YOUR GOAL:
Return only the number of lines in the entries below that hold the word "peak".

Dataset entries on figures
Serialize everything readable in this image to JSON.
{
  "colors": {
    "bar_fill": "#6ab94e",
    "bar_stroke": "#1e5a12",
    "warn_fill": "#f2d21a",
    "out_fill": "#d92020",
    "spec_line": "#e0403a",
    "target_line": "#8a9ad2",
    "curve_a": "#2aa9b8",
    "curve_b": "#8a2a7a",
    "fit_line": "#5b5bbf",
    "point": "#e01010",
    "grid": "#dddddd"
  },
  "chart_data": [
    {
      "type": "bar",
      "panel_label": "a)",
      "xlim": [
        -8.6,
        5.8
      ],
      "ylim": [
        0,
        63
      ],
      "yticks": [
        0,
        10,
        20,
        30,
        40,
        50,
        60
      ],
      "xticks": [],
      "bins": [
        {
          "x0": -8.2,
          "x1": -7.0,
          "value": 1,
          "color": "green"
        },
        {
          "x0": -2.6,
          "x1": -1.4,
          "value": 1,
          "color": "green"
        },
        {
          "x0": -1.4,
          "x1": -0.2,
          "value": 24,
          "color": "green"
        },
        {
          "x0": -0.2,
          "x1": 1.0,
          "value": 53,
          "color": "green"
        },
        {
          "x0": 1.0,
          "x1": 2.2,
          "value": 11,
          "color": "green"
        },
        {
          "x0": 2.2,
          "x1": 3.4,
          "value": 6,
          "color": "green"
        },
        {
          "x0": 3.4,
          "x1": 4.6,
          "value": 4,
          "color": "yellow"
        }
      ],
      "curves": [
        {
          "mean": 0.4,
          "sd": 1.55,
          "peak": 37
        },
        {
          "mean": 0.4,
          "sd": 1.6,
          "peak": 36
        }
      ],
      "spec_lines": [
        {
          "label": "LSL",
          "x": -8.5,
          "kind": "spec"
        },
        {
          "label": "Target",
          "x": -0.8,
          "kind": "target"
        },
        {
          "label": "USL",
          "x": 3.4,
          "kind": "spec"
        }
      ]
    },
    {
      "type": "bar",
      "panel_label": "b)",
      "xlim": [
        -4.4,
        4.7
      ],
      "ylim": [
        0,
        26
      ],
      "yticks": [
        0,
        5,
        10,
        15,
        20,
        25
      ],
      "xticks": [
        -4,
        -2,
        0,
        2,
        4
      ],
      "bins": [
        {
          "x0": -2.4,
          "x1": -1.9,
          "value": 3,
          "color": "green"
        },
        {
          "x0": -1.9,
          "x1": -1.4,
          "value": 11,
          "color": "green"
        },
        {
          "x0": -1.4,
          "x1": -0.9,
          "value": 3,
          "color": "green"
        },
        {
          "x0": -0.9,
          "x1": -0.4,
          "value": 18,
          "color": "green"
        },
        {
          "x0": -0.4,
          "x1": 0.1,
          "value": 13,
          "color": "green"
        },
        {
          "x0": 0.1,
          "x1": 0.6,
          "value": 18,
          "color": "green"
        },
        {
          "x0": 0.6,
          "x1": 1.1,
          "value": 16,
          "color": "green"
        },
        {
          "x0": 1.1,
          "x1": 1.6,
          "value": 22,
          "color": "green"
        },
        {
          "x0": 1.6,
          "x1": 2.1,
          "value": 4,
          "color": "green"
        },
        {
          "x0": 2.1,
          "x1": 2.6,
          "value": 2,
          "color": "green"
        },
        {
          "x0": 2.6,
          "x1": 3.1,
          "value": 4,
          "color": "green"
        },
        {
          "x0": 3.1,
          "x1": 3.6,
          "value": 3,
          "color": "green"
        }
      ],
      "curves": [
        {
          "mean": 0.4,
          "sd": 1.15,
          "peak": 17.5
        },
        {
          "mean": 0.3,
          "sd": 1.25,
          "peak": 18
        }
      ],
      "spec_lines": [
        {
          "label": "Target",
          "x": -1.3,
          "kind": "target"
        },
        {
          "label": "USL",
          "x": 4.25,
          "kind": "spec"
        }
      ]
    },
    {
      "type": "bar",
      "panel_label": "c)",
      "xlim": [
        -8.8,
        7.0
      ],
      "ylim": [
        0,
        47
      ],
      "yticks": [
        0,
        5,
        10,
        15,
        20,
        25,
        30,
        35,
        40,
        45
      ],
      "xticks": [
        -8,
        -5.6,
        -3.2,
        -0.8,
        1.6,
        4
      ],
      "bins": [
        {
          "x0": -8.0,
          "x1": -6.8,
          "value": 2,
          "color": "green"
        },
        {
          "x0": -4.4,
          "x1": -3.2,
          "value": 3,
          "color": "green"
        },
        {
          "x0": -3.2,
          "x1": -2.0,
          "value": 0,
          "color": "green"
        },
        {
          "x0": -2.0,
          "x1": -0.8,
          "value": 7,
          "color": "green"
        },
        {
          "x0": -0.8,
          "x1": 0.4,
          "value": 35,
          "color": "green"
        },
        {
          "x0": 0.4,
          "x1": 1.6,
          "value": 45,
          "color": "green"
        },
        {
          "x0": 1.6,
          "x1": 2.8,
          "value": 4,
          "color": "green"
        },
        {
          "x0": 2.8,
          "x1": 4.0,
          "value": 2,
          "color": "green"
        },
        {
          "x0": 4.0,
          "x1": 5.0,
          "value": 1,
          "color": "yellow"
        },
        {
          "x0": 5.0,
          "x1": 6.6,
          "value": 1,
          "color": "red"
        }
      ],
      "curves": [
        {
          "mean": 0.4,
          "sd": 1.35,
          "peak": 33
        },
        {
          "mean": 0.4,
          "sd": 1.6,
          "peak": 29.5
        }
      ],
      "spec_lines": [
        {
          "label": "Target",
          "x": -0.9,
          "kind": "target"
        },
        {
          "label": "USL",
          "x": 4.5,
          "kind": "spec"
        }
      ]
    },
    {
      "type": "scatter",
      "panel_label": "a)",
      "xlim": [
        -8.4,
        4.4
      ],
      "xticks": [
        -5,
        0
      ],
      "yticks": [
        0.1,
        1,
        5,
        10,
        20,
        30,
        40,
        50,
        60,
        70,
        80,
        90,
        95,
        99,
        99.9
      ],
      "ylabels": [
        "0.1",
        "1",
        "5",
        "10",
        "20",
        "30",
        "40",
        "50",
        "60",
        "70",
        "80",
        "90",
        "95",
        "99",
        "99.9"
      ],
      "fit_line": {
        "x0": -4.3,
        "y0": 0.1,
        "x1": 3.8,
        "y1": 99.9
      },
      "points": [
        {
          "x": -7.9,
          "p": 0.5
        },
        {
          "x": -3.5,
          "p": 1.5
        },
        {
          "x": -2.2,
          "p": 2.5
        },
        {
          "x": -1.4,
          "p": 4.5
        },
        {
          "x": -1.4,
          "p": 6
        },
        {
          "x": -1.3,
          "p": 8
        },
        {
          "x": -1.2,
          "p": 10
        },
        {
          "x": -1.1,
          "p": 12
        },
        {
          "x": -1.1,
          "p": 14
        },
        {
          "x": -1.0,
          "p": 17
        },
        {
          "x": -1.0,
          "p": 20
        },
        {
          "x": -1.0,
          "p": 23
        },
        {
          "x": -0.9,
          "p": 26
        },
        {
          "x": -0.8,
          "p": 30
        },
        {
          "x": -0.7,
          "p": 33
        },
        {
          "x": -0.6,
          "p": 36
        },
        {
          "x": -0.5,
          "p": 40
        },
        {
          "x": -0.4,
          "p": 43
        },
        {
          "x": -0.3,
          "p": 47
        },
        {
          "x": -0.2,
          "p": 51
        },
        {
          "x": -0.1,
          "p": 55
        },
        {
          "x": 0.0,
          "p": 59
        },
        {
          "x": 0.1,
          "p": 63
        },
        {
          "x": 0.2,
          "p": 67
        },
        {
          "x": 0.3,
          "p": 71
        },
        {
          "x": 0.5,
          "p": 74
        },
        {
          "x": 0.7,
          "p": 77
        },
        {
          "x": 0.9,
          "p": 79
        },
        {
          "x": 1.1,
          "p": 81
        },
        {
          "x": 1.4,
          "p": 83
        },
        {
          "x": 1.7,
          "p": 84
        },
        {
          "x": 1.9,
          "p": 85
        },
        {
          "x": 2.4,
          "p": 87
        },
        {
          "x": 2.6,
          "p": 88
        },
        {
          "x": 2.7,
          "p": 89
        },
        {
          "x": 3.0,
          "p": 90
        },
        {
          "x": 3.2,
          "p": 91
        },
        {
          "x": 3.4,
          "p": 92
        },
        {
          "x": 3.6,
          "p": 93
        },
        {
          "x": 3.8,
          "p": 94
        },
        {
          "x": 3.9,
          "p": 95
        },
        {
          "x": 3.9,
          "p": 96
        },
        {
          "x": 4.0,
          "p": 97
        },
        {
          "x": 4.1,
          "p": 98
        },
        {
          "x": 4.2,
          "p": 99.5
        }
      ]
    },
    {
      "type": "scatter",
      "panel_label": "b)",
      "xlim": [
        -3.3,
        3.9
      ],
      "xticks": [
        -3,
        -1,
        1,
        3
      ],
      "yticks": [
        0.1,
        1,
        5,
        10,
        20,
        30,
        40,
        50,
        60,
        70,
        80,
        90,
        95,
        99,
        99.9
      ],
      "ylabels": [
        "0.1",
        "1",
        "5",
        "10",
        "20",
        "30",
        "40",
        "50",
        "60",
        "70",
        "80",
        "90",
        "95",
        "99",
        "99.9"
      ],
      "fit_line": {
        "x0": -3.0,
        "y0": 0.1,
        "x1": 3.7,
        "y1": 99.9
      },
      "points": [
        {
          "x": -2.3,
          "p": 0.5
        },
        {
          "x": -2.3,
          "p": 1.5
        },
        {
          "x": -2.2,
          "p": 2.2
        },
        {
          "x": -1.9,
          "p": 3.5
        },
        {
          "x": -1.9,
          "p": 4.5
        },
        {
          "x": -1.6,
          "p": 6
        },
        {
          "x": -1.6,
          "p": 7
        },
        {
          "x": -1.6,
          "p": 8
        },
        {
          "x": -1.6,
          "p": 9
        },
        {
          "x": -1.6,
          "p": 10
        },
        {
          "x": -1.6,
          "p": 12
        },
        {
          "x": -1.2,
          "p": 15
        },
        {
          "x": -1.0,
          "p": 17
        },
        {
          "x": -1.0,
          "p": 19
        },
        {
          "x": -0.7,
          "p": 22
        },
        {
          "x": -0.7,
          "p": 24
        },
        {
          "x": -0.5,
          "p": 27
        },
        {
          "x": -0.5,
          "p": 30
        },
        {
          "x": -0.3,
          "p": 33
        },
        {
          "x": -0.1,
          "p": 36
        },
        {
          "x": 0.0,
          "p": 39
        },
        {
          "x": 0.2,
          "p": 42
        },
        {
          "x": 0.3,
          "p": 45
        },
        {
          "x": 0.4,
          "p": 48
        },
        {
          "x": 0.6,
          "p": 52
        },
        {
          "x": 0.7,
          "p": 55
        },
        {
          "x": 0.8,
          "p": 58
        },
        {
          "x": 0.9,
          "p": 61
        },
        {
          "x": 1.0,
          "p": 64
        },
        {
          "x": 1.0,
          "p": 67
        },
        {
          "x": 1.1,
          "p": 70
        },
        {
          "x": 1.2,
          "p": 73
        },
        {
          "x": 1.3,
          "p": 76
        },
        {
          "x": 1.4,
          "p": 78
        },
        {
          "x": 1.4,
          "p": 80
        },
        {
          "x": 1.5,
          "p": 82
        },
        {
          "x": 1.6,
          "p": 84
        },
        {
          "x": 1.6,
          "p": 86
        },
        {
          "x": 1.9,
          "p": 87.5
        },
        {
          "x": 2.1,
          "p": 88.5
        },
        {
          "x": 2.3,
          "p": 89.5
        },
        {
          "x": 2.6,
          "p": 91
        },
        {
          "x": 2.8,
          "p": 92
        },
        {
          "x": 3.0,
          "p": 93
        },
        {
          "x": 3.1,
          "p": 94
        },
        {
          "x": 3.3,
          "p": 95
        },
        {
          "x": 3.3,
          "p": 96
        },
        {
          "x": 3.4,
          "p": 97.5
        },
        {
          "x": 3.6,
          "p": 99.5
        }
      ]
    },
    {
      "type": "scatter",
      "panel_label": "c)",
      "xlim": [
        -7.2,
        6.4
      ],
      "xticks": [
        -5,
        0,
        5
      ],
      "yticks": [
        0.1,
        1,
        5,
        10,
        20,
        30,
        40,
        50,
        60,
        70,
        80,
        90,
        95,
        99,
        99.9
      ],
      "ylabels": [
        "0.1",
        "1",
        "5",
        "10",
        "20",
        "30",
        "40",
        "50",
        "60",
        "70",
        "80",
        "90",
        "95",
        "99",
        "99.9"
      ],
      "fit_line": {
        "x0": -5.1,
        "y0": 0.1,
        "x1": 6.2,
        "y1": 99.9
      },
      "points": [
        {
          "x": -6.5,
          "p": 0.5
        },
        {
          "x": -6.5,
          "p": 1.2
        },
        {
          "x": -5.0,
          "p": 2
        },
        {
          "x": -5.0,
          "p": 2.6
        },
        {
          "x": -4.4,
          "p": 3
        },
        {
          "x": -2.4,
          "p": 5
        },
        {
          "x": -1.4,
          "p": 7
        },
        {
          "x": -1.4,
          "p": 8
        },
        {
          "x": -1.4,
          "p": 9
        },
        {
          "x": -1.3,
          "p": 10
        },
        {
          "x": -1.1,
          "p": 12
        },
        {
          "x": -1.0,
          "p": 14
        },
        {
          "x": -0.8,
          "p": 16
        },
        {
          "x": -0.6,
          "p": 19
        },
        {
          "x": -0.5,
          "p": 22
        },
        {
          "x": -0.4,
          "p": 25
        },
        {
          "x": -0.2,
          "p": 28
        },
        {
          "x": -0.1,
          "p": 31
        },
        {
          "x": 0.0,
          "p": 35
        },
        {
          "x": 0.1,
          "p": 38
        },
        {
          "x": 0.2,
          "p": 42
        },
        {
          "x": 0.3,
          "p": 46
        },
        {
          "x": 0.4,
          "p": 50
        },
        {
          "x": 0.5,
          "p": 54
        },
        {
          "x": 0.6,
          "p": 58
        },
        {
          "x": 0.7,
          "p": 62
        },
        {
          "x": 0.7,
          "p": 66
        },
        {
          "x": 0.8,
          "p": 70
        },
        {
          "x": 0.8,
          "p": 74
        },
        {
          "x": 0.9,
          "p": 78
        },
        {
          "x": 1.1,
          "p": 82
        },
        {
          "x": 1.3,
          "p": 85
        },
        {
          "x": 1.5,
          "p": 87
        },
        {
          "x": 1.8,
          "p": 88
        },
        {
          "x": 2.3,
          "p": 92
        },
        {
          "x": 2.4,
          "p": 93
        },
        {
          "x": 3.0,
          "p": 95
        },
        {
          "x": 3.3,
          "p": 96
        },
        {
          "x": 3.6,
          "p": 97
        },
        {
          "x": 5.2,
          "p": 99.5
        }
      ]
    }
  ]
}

RESULT:
6